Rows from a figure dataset
— START —
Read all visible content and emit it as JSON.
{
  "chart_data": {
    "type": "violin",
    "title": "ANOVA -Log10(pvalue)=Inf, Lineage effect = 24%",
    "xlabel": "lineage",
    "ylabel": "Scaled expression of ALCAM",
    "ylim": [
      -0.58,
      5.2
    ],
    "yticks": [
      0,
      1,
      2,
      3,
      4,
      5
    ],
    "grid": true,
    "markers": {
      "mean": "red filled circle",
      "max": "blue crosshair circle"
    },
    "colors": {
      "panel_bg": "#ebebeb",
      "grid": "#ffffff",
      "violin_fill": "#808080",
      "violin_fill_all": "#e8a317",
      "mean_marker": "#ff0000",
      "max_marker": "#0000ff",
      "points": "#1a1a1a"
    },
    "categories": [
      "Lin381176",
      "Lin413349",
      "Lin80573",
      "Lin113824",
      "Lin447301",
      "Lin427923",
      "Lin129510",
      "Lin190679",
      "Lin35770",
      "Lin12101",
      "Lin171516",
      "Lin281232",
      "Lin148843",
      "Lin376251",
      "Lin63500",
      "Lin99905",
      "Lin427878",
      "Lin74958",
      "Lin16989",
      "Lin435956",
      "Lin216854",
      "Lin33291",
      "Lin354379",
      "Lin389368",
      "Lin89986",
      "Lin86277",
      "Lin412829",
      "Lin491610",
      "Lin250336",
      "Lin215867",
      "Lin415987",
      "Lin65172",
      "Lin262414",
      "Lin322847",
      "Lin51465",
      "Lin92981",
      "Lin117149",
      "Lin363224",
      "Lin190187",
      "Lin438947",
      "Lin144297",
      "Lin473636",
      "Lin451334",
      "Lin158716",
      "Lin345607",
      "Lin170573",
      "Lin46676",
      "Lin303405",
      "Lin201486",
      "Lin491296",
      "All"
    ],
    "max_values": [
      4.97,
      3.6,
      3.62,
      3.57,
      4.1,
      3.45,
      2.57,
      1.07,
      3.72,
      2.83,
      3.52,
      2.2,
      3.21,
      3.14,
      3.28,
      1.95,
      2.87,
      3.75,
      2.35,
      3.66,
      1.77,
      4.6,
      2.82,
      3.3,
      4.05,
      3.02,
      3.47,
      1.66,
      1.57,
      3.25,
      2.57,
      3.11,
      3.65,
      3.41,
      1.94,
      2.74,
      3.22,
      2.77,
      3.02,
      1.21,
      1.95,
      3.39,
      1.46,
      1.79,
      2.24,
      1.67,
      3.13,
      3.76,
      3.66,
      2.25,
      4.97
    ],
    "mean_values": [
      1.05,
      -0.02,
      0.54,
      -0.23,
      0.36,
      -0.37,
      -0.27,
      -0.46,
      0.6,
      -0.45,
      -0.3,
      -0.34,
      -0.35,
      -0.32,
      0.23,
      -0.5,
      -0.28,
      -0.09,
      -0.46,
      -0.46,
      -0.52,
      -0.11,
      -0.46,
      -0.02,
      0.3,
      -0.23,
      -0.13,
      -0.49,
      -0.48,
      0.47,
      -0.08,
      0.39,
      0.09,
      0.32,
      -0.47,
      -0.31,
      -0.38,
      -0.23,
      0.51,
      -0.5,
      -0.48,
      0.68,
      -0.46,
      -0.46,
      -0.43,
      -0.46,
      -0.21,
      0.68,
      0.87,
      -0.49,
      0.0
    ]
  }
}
— END —
_Work to do:_
Of the lines in the data, how many contain the word "circle"? Provide the number and nothing further.

_Reply:_
2